- _Task requirements_
Where a line below contains "Mast", count it. Reply with the total only.

- _Dataset entries_
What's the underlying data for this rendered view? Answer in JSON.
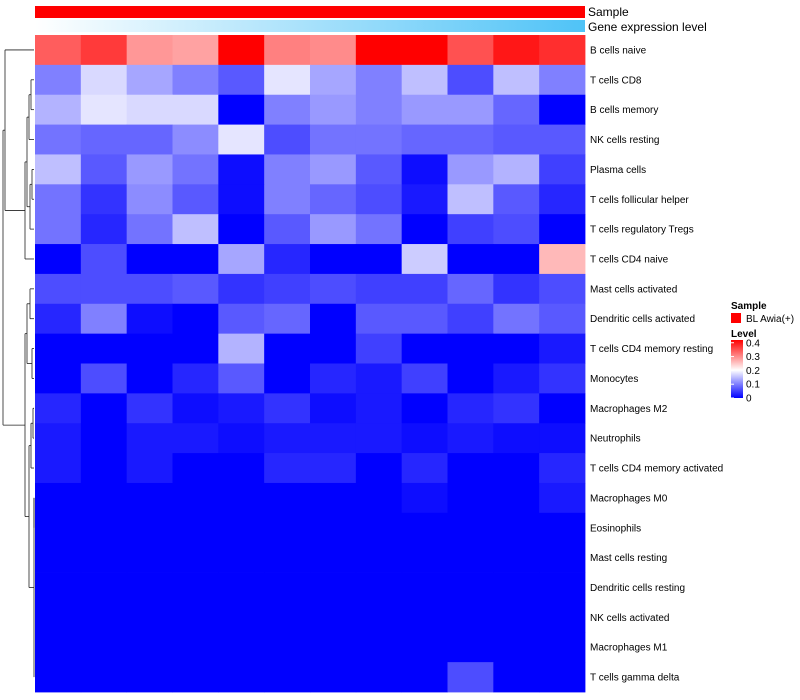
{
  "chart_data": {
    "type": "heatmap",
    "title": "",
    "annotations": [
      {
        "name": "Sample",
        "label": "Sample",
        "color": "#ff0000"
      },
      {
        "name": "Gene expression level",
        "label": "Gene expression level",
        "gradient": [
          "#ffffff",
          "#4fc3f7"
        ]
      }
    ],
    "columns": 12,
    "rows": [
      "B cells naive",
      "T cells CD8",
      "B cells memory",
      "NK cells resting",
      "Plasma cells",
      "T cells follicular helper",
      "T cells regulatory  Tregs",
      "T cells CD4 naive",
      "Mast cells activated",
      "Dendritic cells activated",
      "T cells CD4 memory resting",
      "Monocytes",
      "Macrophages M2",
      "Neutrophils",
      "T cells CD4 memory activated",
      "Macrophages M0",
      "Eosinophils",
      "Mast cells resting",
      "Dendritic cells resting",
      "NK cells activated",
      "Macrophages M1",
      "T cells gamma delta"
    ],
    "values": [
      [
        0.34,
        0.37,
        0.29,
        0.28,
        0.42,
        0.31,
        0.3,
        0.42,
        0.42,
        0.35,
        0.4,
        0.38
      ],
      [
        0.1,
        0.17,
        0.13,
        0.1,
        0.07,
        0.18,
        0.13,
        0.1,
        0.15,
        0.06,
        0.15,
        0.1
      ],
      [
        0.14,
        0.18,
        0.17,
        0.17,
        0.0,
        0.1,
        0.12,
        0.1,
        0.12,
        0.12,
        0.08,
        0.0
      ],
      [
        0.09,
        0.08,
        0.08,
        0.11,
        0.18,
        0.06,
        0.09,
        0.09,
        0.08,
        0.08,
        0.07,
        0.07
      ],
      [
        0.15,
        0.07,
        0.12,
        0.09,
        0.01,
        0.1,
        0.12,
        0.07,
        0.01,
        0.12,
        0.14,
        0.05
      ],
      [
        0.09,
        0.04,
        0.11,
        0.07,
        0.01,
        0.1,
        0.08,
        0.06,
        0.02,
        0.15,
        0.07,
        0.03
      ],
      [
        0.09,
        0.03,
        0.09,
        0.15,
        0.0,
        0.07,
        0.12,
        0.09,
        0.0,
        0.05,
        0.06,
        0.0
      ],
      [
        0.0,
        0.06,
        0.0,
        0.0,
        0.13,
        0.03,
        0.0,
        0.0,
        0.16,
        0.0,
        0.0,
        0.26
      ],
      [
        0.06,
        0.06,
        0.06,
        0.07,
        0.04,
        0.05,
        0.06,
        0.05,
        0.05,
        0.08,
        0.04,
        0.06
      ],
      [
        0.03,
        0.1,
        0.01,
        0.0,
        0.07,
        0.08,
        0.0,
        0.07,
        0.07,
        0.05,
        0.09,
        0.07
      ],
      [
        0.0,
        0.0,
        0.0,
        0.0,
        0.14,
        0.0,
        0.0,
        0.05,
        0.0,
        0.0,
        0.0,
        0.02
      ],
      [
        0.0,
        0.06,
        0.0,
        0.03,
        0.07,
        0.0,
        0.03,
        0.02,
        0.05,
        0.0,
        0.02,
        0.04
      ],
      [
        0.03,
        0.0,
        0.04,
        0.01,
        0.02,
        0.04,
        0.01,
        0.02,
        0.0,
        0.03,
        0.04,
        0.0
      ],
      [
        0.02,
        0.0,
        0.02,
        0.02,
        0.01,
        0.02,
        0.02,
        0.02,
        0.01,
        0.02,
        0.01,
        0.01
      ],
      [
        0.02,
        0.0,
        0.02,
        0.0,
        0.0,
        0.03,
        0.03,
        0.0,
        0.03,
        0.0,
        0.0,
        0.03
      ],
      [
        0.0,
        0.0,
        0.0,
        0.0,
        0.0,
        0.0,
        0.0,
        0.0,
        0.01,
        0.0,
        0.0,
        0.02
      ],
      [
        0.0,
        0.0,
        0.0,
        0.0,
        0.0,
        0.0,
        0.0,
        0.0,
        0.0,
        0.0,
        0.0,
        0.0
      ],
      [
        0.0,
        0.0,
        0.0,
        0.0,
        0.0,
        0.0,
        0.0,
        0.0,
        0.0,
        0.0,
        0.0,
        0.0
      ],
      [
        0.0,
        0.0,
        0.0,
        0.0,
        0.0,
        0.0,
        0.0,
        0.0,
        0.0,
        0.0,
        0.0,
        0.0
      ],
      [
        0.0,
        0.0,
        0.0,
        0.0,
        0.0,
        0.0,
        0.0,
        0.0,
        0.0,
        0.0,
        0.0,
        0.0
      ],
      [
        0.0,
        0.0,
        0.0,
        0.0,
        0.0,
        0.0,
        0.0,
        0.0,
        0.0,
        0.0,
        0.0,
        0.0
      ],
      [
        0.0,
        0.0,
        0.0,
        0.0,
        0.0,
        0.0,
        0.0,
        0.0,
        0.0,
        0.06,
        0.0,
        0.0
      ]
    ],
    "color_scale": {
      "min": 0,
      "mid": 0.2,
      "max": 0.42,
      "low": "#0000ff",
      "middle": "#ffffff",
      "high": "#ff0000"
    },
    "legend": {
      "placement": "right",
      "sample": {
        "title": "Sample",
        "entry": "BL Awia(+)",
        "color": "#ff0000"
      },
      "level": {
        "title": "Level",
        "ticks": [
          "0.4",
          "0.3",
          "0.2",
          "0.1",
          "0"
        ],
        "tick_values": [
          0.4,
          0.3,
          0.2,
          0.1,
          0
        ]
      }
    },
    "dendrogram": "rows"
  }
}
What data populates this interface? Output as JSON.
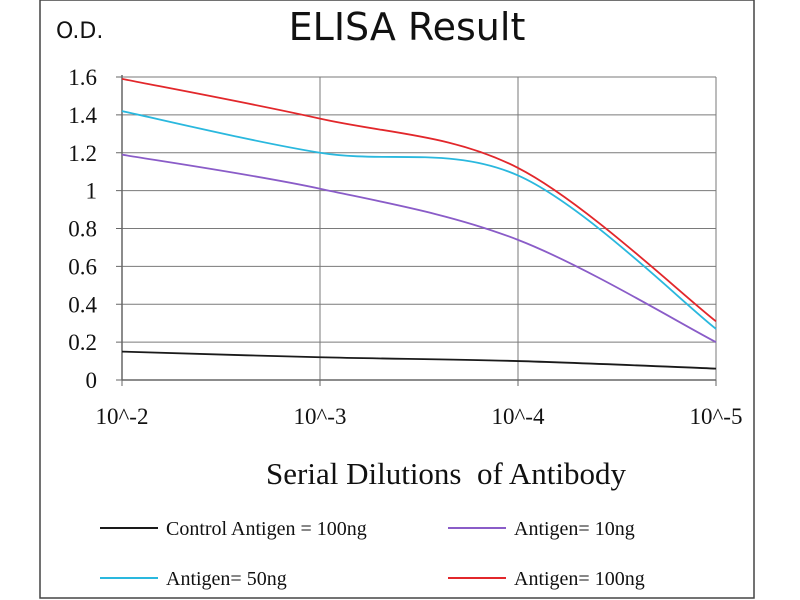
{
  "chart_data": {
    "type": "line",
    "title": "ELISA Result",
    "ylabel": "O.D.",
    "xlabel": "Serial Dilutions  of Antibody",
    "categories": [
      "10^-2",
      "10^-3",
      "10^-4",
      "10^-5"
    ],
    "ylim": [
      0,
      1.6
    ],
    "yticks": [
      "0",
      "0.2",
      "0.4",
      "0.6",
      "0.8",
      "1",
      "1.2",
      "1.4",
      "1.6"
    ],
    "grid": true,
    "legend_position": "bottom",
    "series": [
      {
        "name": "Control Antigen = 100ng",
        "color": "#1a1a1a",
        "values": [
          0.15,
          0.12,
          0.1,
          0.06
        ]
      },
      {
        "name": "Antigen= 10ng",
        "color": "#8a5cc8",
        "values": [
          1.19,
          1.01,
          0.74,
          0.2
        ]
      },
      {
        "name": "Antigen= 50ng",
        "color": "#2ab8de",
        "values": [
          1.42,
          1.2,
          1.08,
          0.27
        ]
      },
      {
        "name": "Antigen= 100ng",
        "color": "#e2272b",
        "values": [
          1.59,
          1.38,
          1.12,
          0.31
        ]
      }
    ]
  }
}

---

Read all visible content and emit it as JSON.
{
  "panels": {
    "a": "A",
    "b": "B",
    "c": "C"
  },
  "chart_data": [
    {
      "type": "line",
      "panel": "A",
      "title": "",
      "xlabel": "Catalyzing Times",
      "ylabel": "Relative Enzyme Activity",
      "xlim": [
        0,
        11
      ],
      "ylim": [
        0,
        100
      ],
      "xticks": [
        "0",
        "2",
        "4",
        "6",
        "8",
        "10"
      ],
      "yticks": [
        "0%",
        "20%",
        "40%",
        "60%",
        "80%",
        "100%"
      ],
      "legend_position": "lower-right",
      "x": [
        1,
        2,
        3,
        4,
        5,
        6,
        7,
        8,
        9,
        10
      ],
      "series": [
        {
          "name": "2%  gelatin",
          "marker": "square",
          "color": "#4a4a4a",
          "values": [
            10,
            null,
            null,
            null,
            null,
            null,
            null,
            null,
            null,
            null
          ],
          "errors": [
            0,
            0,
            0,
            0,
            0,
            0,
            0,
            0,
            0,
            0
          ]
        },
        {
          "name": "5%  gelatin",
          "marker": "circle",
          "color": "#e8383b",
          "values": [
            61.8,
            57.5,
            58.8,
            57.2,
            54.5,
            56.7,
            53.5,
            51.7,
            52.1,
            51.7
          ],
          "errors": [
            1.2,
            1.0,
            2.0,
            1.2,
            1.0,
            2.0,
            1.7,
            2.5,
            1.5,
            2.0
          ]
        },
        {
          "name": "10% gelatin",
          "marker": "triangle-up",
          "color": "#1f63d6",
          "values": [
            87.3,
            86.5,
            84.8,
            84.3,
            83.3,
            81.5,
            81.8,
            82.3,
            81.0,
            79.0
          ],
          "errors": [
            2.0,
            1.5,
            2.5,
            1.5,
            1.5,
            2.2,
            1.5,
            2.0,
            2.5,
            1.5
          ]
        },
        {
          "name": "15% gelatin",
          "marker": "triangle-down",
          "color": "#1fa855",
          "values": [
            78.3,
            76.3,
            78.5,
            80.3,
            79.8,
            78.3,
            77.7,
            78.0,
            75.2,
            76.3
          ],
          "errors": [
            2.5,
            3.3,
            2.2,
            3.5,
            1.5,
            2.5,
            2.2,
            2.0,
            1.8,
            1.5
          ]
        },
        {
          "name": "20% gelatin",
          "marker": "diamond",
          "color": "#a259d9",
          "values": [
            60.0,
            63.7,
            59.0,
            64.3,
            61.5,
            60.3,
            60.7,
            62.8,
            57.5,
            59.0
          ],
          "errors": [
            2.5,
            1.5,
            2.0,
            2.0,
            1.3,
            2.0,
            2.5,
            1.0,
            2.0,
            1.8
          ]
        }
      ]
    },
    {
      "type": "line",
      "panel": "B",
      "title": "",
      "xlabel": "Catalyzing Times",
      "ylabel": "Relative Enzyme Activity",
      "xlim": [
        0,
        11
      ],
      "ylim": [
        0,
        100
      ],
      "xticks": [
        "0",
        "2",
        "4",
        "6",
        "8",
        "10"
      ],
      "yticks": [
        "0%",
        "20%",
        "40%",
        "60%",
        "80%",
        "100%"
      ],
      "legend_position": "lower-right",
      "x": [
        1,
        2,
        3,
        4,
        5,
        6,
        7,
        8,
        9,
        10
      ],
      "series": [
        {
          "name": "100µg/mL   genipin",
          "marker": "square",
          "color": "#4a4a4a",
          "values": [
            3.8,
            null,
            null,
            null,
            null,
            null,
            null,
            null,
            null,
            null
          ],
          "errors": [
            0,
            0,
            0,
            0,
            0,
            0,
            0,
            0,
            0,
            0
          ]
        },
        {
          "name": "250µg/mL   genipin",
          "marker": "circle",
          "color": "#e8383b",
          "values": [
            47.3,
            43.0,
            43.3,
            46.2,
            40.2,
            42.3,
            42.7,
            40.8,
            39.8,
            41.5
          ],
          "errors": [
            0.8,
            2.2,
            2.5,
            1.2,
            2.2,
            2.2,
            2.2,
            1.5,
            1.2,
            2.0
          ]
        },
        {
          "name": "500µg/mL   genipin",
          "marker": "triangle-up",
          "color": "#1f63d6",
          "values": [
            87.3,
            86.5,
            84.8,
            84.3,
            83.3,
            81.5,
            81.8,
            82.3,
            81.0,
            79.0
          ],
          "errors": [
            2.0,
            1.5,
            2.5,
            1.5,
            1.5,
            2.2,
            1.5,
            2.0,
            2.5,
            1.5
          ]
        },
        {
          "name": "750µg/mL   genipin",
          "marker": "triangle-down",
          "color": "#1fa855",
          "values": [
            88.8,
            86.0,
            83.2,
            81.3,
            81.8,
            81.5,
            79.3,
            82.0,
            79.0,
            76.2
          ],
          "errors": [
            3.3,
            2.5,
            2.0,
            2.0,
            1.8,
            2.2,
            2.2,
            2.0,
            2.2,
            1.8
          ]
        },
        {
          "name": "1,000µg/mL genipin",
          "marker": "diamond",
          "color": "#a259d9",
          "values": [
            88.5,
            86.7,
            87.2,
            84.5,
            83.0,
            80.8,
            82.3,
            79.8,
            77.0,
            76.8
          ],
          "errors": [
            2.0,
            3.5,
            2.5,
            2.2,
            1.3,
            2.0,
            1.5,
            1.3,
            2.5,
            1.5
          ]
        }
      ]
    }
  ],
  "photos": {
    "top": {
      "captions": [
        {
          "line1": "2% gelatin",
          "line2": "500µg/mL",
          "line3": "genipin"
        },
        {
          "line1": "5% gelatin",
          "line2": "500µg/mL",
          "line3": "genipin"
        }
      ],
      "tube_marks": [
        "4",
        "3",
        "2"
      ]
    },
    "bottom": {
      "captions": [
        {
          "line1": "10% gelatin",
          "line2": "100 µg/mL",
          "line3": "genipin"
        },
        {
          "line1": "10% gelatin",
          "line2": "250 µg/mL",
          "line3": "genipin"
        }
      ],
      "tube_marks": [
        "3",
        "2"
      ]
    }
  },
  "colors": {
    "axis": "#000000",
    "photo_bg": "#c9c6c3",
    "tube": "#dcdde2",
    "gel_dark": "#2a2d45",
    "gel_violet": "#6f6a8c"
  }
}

- _Task solution_
2